Written instruction -
Gather every line holding the string "JSON".

Records for this exercise -
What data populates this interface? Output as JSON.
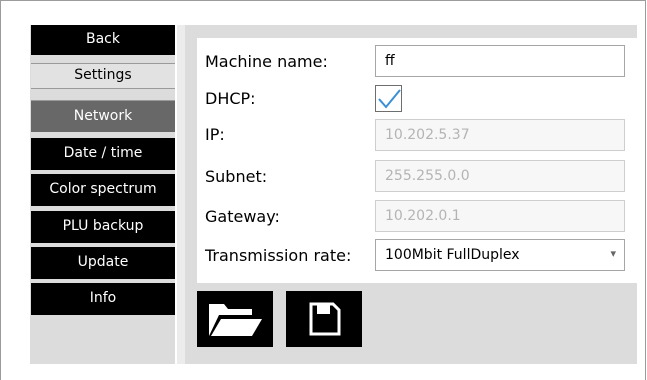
{
  "sidebar": {
    "back_label": "Back",
    "section_label": "Settings",
    "items": [
      {
        "label": "Network",
        "active": true
      },
      {
        "label": "Date / time",
        "active": false
      },
      {
        "label": "Color spectrum",
        "active": false
      },
      {
        "label": "PLU backup",
        "active": false
      },
      {
        "label": "Update",
        "active": false
      },
      {
        "label": "Info",
        "active": false
      }
    ]
  },
  "form": {
    "machine_name": {
      "label": "Machine name:",
      "value": "ff"
    },
    "dhcp": {
      "label": "DHCP:",
      "checked": true
    },
    "ip": {
      "label": "IP:",
      "value": "10.202.5.37",
      "disabled": true
    },
    "subnet": {
      "label": "Subnet:",
      "value": "255.255.0.0",
      "disabled": true
    },
    "gateway": {
      "label": "Gateway:",
      "value": "10.202.0.1",
      "disabled": true
    },
    "transmission_rate": {
      "label": "Transmission rate:",
      "value": "100Mbit FullDuplex"
    }
  },
  "toolbar": {
    "open_icon": "folder-open-icon",
    "save_icon": "floppy-disk-icon"
  },
  "colors": {
    "nav_bg": "#000000",
    "nav_active_bg": "#686868",
    "panel_bg": "#dcdcdc",
    "checkmark": "#3a8fd6"
  }
}
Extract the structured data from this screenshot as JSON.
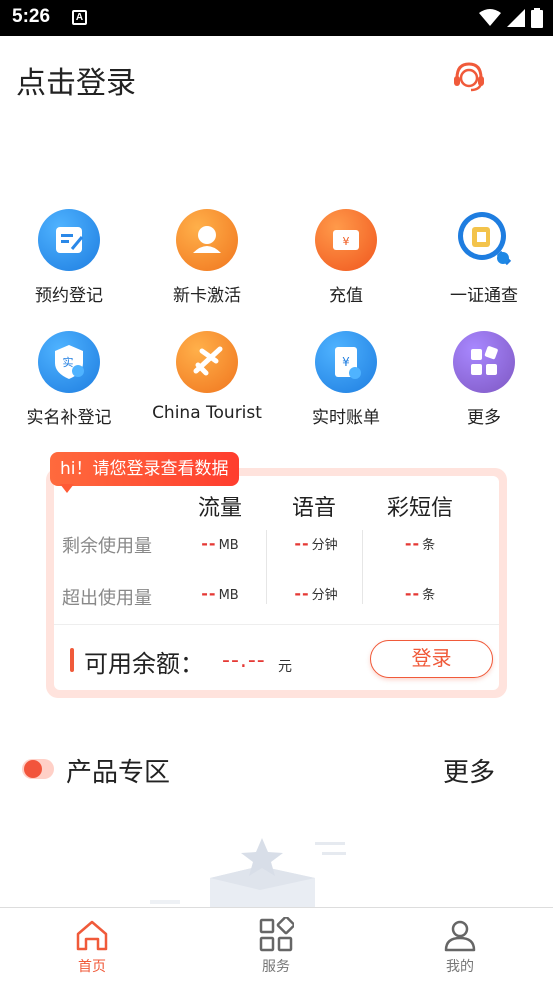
{
  "status_bar": {
    "time": "5:26",
    "notification_glyph": "A",
    "icons": [
      "wifi-icon",
      "signal-icon",
      "battery-icon"
    ]
  },
  "header": {
    "title": "点击登录",
    "support_icon": "headset-icon"
  },
  "services": [
    {
      "label": "预约登记",
      "icon": "form-icon",
      "color": "#1e88e5"
    },
    {
      "label": "新卡激活",
      "icon": "user-icon",
      "color": "#f57c00"
    },
    {
      "label": "充值",
      "icon": "wallet-icon",
      "color": "#f4511e"
    },
    {
      "label": "一证通查",
      "icon": "id-search-icon",
      "color": "#1e88e5"
    },
    {
      "label": "实名补登记",
      "icon": "shield-check-icon",
      "color": "#1e88e5"
    },
    {
      "label": "China Tourist",
      "icon": "airplane-icon",
      "color": "#f57c00"
    },
    {
      "label": "实时账单",
      "icon": "bill-icon",
      "color": "#1e88e5"
    },
    {
      "label": "更多",
      "icon": "more-apps-icon",
      "color": "#7e57c2"
    }
  ],
  "usage": {
    "banner": "hi！请您登录查看数据",
    "columns": [
      "流量",
      "语音",
      "彩短信"
    ],
    "rows": [
      {
        "label": "剩余使用量",
        "values": [
          {
            "value": "--",
            "unit": "MB"
          },
          {
            "value": "--",
            "unit": "分钟"
          },
          {
            "value": "--",
            "unit": "条"
          }
        ]
      },
      {
        "label": "超出使用量",
        "values": [
          {
            "value": "--",
            "unit": "MB"
          },
          {
            "value": "--",
            "unit": "分钟"
          },
          {
            "value": "--",
            "unit": "条"
          }
        ]
      }
    ],
    "balance_label": "可用余额：",
    "balance_value": "--.--",
    "balance_unit": "元",
    "login_button": "登录"
  },
  "products": {
    "title": "产品专区",
    "more": "更多"
  },
  "bottom_nav": [
    {
      "label": "首页",
      "icon": "home-icon",
      "active": true
    },
    {
      "label": "服务",
      "icon": "grid-icon",
      "active": false
    },
    {
      "label": "我的",
      "icon": "profile-icon",
      "active": false
    }
  ],
  "colors": {
    "accent": "#f05a3a",
    "dash_red": "#e53935"
  }
}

Result for this task -
What data populates this interface? Output as JSON.
Extract the structured data from this screenshot as JSON.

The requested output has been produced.